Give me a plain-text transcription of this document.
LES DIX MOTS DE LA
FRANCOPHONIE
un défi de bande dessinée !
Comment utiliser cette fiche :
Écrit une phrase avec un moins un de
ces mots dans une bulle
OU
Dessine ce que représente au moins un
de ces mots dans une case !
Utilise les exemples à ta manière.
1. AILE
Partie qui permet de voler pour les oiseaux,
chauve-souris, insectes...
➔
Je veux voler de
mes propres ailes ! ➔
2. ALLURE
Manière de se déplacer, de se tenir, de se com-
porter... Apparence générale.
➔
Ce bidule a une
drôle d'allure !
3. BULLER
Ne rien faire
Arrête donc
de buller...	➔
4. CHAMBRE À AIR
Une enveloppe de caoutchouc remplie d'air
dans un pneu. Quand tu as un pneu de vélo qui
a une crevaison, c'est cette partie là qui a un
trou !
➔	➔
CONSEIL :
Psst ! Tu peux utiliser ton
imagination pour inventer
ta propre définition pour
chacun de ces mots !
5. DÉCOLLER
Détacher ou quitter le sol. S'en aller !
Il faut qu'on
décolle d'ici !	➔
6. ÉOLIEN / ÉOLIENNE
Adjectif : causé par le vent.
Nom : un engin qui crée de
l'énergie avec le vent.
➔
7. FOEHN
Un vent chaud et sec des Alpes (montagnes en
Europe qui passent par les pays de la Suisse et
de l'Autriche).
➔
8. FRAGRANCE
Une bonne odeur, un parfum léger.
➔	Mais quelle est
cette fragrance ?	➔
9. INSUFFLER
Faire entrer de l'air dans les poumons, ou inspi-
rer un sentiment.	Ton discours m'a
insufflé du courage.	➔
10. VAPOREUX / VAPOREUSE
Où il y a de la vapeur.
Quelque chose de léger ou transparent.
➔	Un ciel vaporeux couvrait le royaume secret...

→ **What to produce**: Repeat the records above exactly.

→ **Exercise result**:
Give me a plain-text transcription of this document.
LES DIX MOTS DE LA
FRANCOPHONIE
un défi de bande dessinée !
Comment utiliser cette fiche :
Écrit une phrase avec un moins un de
ces mots dans une bulle
OU
Dessine ce que représente au moins un
de ces mots dans une case !
Utilise les exemples à ta manière.
1. AILE
Partie qui permet de voler pour les oiseaux,
chauve-souris, insectes...
➔
Je veux voler de
mes propres ailes ! ➔
2. ALLURE
Manière de se déplacer, de se tenir, de se com-
porter... Apparence générale.
➔
Ce bidule a une
drôle d'allure !
3. BULLER
Ne rien faire
Arrête donc
de buller...	➔
4. CHAMBRE À AIR
Une enveloppe de caoutchouc remplie d'air
dans un pneu. Quand tu as un pneu de vélo qui
a une crevaison, c'est cette partie là qui a un
trou !
➔	➔
CONSEIL :
Psst ! Tu peux utiliser ton
imagination pour inventer
ta propre définition pour
chacun de ces mots !
5. DÉCOLLER
Détacher ou quitter le sol. S'en aller !
Il faut qu'on
décolle d'ici !	➔
6. ÉOLIEN / ÉOLIENNE
Adjectif : causé par le vent.
Nom : un engin qui crée de
l'énergie avec le vent.
➔
7. FOEHN
Un vent chaud et sec des Alpes (montagnes en
Europe qui passent par les pays de la Suisse et
de l'Autriche).
➔
8. FRAGRANCE
Une bonne odeur, un parfum léger.
➔	Mais quelle est
cette fragrance ?	➔
9. INSUFFLER
Faire entrer de l'air dans les poumons, ou inspi-
rer un sentiment.	Ton discours m'a
insufflé du courage.	➔
10. VAPOREUX / VAPOREUSE
Où il y a de la vapeur.
Quelque chose de léger ou transparent.
➔	Un ciel vaporeux couvrait le royaume secret...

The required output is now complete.